◆ PROMPT
Identify each line containing the word "xlabel" and copy it.

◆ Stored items

•••••

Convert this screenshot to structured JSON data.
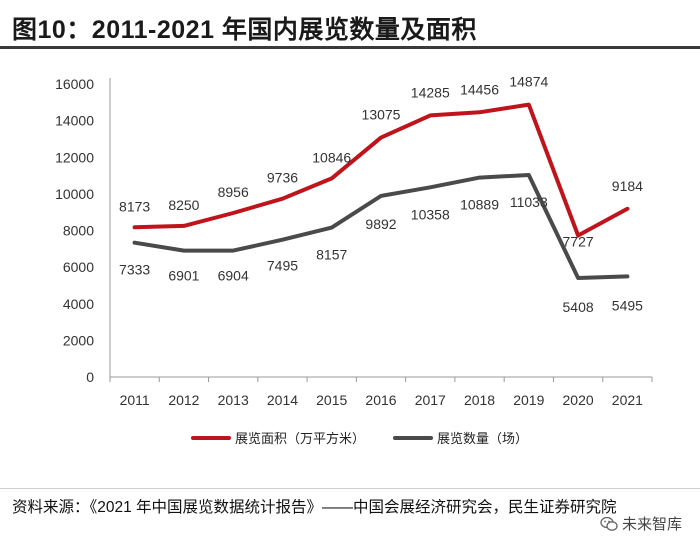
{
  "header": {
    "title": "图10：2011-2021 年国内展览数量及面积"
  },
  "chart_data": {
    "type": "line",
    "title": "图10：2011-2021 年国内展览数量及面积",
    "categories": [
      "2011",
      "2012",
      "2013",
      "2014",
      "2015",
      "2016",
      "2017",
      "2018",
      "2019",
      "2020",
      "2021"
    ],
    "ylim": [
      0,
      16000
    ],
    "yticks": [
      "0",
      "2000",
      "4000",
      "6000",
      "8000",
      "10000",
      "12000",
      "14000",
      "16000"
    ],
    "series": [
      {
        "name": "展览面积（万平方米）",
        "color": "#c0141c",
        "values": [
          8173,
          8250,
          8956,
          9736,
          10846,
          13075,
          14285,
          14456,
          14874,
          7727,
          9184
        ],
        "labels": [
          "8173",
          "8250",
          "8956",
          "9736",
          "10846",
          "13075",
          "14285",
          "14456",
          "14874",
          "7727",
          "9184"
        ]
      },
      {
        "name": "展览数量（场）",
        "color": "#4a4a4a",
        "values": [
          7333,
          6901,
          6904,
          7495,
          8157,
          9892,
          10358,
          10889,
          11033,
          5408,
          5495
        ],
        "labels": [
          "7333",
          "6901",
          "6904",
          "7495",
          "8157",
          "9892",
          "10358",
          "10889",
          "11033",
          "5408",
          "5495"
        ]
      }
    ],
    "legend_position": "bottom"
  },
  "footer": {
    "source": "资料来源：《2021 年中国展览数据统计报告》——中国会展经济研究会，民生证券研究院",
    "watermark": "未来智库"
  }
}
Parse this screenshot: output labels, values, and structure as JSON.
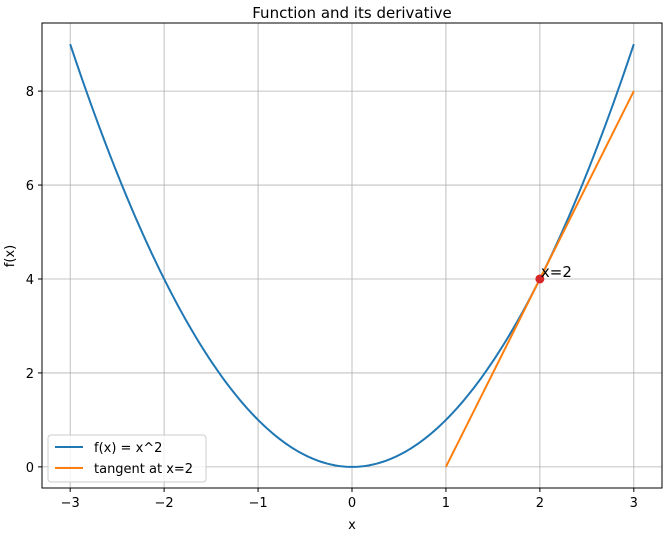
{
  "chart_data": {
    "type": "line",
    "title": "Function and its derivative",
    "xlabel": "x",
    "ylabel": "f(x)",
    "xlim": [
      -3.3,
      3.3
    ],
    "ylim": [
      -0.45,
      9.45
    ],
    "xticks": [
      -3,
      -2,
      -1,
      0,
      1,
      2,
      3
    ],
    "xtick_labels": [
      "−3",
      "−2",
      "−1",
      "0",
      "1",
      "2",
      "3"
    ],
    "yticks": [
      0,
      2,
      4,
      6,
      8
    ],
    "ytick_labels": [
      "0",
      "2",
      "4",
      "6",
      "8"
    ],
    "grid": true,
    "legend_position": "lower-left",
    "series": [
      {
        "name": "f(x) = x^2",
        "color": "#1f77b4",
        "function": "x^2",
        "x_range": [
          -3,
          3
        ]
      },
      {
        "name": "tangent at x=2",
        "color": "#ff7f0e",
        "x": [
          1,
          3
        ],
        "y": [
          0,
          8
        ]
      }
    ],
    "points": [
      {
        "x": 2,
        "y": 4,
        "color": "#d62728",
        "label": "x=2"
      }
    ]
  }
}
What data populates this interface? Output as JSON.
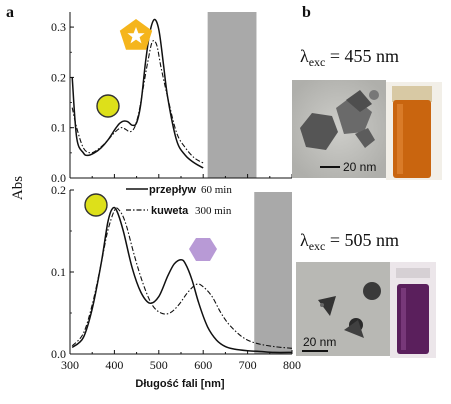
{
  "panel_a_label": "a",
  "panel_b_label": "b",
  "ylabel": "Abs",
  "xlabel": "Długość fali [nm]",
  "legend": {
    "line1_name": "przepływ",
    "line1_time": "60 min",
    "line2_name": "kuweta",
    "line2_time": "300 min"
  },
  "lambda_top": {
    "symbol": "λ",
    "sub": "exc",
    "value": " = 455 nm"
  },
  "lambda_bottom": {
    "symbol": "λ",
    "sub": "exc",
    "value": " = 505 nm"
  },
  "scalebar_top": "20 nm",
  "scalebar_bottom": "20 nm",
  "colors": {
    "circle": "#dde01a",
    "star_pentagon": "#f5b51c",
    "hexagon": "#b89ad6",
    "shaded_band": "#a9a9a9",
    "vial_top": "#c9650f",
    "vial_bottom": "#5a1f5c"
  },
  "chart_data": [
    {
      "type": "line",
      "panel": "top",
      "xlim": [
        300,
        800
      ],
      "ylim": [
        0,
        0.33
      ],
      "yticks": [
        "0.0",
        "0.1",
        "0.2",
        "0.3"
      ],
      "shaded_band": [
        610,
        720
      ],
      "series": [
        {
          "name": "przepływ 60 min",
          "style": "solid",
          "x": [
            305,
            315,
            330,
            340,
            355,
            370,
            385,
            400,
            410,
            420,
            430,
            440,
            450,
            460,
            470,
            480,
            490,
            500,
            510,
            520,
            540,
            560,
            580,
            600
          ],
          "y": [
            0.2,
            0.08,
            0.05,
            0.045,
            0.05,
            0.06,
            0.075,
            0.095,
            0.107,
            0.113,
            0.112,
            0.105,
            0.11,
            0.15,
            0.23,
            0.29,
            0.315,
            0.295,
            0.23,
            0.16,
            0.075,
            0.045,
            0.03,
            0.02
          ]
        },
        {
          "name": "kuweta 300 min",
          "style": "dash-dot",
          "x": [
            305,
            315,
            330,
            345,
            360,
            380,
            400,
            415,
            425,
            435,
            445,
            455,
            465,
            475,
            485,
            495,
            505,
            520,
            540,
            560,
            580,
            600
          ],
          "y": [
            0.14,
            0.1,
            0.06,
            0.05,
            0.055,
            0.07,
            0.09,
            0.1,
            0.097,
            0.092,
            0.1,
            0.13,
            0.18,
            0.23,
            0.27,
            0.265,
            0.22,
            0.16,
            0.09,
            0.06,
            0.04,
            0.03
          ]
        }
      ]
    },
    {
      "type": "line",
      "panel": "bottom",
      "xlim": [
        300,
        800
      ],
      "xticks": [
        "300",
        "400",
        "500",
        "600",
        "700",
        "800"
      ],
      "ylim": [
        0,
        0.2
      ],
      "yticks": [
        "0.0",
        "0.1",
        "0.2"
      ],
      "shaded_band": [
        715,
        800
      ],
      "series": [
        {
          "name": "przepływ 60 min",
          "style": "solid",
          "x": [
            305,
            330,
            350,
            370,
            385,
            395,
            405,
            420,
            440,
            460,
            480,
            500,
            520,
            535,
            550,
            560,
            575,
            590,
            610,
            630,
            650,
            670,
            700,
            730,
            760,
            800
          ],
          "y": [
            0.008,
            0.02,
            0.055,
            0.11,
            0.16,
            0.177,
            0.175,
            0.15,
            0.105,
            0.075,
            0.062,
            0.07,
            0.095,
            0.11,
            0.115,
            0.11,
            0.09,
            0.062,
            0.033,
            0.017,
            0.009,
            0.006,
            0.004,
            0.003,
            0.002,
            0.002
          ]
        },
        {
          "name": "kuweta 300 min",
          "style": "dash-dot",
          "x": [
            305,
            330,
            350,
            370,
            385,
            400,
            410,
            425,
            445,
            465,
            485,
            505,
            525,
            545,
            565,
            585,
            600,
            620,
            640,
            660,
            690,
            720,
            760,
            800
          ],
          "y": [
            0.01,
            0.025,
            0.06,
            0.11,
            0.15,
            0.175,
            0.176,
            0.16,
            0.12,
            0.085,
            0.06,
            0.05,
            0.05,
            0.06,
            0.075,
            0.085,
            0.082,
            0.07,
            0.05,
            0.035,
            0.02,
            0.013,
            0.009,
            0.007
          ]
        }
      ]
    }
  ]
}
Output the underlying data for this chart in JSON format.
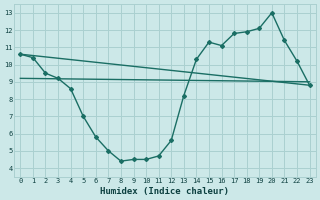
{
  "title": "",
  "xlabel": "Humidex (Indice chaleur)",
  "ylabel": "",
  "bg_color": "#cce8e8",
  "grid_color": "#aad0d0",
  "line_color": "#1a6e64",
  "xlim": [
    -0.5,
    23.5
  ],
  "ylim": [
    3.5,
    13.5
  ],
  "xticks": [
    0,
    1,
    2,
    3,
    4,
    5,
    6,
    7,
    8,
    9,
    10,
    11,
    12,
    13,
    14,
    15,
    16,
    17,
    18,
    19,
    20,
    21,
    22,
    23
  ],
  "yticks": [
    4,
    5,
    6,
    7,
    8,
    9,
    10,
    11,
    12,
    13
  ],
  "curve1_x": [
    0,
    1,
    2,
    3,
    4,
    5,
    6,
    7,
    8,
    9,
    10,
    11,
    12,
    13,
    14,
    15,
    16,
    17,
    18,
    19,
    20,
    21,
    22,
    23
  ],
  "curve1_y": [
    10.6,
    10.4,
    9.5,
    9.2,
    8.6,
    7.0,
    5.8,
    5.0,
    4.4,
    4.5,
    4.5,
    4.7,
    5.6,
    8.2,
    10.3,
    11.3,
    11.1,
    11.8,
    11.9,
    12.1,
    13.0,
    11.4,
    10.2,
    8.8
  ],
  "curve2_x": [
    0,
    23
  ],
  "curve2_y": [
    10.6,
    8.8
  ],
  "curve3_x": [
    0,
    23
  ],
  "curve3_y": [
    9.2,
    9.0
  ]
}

•••••

◆ RESPONSE BELOW
    "xlabel": "x",
  "xlabel": "Długość fali [nm]",
  "xlabel": "Humidex (Indice chaleur)",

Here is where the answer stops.